In the copy, include every entry exactly but none of the images.

**Available data:**
==========

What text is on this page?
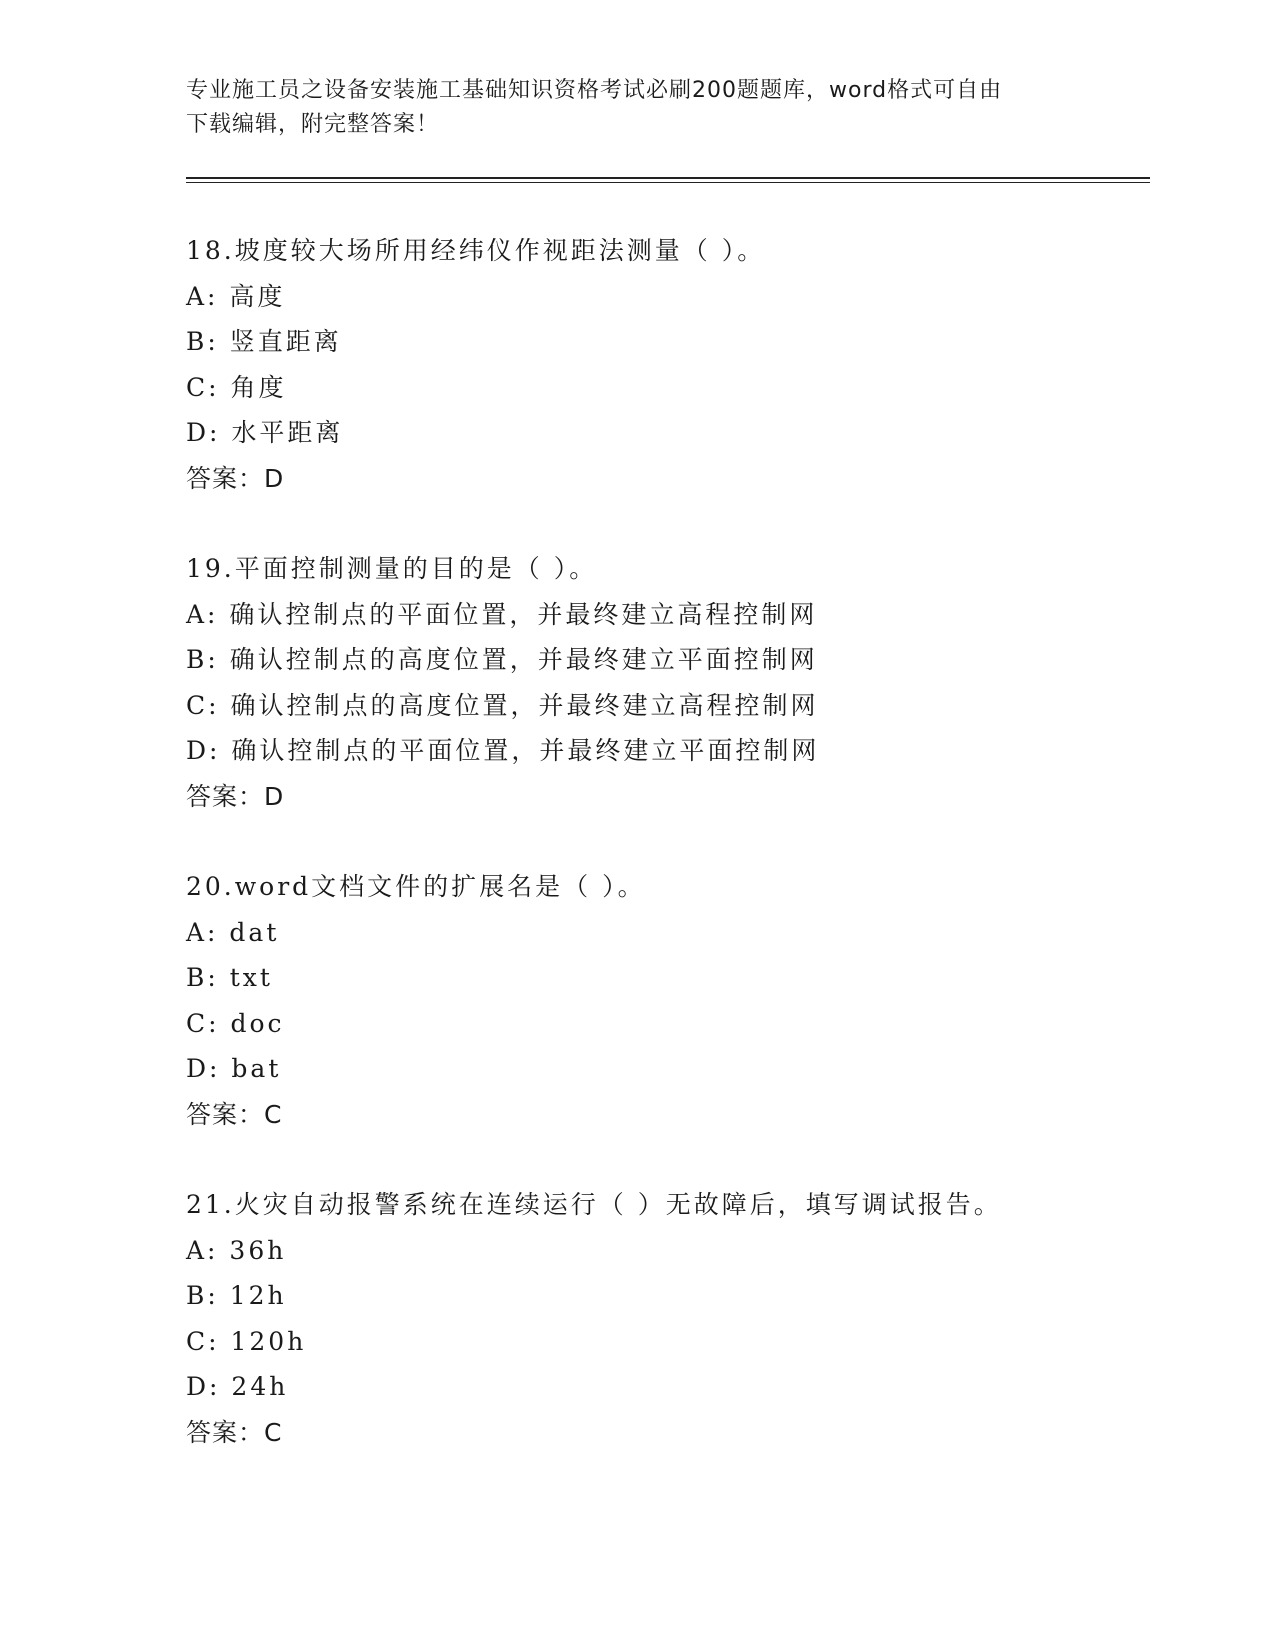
专业施工员之设备安装施工基础知识资格考试必刷200题题库，word格式可自由
下载编辑，附完整答案！
18.坡度较大场所用经纬仪作视距法测量（ ）。
A: 高度
B: 竖直距离
C: 角度
D: 水平距离
答案：D
19.平面控制测量的目的是（ ）。
A: 确认控制点的平面位置，并最终建立高程控制网
B: 确认控制点的高度位置，并最终建立平面控制网
C: 确认控制点的高度位置，并最终建立高程控制网
D: 确认控制点的平面位置，并最终建立平面控制网
答案：D
20.word文档文件的扩展名是（ ）。
A: dat
B: txt
C: doc
D: bat
答案：C
21.火灾自动报警系统在连续运行（ ）无故障后，填写调试报告。
A: 36h
B: 12h
C: 120h
D: 24h
答案：C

==========

**Solution for this exercise:**
What text is on this page?
专业施工员之设备安装施工基础知识资格考试必刷200题题库，word格式可自由
下载编辑，附完整答案！
18.坡度较大场所用经纬仪作视距法测量（ ）。
A: 高度
B: 竖直距离
C: 角度
D: 水平距离
答案：D
19.平面控制测量的目的是（ ）。
A: 确认控制点的平面位置，并最终建立高程控制网
B: 确认控制点的高度位置，并最终建立平面控制网
C: 确认控制点的高度位置，并最终建立高程控制网
D: 确认控制点的平面位置，并最终建立平面控制网
答案：D
20.word文档文件的扩展名是（ ）。
A: dat
B: txt
C: doc
D: bat
答案：C
21.火灾自动报警系统在连续运行（ ）无故障后，填写调试报告。
A: 36h
B: 12h
C: 120h
D: 24h
答案：C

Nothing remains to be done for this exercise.